- Given information:
*-*-*
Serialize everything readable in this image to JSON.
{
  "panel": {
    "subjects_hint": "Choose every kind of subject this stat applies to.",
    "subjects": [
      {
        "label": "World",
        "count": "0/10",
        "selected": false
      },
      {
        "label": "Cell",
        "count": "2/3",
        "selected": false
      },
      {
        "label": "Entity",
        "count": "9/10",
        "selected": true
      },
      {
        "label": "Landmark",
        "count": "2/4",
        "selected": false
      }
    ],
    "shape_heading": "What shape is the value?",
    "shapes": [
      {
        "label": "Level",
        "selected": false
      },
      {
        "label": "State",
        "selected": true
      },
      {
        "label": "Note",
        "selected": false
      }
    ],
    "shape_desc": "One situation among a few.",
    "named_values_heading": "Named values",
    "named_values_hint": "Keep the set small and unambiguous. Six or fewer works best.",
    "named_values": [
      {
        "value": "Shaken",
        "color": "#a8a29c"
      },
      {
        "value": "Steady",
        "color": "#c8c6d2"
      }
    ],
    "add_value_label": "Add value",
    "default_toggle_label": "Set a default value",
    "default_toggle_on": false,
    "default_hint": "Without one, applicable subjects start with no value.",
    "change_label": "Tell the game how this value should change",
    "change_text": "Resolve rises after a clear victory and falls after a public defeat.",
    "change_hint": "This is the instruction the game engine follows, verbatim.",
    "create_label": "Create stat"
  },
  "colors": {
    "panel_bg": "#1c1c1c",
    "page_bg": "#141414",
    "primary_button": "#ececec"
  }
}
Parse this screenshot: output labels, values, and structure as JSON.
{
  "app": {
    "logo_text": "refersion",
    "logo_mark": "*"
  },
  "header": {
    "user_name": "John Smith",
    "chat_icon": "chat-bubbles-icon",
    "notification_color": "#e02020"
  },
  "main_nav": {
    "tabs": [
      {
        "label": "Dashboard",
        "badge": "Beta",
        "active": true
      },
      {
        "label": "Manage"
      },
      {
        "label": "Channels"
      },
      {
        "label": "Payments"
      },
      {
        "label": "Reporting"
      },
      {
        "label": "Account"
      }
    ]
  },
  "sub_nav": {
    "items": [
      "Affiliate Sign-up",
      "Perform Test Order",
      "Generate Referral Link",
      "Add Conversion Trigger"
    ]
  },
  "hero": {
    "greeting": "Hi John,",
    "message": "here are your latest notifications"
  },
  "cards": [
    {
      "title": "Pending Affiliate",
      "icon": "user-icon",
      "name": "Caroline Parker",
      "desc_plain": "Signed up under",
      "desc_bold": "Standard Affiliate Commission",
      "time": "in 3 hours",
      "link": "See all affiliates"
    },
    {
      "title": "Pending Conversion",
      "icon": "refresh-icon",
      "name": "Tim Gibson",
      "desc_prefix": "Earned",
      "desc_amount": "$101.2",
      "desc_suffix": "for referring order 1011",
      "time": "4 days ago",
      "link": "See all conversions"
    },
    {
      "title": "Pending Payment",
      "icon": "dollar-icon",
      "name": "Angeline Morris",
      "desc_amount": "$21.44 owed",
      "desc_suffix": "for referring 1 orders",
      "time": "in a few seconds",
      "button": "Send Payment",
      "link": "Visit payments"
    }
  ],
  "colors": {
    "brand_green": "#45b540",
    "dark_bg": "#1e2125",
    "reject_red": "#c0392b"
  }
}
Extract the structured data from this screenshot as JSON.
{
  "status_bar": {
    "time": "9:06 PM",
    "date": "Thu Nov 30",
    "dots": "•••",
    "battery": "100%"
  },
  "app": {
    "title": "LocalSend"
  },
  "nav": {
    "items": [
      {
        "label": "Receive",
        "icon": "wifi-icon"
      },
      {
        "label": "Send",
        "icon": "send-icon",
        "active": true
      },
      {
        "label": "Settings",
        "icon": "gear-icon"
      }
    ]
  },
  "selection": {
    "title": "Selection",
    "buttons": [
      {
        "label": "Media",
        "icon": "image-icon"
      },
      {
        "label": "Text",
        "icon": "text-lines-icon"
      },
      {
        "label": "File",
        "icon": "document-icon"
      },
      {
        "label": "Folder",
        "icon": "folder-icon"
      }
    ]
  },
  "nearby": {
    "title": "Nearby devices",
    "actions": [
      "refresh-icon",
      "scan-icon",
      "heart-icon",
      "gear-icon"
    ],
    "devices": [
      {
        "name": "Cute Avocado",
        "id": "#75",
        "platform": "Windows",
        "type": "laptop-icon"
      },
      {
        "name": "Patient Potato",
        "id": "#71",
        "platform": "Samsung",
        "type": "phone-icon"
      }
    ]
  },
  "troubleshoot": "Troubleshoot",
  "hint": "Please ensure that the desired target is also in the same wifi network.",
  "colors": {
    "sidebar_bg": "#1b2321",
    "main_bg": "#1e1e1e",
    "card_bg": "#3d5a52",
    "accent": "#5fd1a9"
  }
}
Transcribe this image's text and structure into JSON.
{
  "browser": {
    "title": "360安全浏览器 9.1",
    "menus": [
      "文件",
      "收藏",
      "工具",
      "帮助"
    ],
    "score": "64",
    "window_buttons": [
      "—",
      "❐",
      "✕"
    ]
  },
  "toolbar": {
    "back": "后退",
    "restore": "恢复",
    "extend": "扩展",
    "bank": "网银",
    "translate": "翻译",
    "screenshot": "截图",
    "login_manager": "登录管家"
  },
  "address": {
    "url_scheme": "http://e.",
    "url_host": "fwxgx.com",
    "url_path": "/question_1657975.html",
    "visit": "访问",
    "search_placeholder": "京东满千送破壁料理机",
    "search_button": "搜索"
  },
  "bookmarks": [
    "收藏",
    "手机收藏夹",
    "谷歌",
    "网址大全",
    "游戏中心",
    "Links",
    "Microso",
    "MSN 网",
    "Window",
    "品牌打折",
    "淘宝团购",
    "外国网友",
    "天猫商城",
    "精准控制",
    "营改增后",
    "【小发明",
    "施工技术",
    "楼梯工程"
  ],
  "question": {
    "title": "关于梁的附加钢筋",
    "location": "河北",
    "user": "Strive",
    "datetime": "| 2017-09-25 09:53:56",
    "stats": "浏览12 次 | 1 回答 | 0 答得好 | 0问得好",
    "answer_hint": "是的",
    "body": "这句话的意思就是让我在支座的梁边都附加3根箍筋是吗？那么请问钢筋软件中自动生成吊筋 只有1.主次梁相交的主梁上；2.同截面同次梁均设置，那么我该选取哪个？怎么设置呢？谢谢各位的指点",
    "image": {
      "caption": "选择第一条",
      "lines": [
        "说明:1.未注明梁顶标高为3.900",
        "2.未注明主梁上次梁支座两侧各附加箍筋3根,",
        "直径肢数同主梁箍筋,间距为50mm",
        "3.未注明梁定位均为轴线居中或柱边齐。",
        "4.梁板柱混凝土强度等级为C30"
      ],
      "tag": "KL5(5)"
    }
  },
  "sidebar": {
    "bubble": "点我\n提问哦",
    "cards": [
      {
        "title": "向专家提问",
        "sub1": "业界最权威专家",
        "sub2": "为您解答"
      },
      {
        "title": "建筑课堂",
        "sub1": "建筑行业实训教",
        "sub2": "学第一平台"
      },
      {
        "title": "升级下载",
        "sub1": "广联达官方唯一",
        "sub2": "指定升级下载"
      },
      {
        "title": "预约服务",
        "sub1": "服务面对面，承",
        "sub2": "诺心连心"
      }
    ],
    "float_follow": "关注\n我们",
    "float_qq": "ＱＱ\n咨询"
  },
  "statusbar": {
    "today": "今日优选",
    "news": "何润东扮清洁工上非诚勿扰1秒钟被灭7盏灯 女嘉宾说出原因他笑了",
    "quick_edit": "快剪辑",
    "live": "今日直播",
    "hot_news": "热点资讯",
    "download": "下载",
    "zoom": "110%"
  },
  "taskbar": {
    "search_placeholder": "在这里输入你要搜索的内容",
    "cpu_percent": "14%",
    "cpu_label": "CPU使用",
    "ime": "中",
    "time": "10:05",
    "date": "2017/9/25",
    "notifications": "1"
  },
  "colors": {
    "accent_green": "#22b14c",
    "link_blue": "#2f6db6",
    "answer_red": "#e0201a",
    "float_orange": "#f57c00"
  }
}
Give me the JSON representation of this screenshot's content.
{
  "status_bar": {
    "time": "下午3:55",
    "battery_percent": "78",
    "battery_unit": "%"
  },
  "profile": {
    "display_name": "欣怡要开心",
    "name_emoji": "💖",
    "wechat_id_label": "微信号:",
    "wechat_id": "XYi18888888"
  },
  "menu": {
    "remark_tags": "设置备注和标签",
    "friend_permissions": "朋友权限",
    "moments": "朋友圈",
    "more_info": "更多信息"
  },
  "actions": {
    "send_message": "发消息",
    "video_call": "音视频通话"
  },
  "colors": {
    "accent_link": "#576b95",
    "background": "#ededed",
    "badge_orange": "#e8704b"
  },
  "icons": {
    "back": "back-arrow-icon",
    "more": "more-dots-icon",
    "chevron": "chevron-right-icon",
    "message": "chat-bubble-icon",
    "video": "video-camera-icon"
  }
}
*-*-*
- Task directions: Search the data for "John". Copy every line that has it.

- Exercise response:
    "user_name": "John Smith",
    "greeting": "Hi John,",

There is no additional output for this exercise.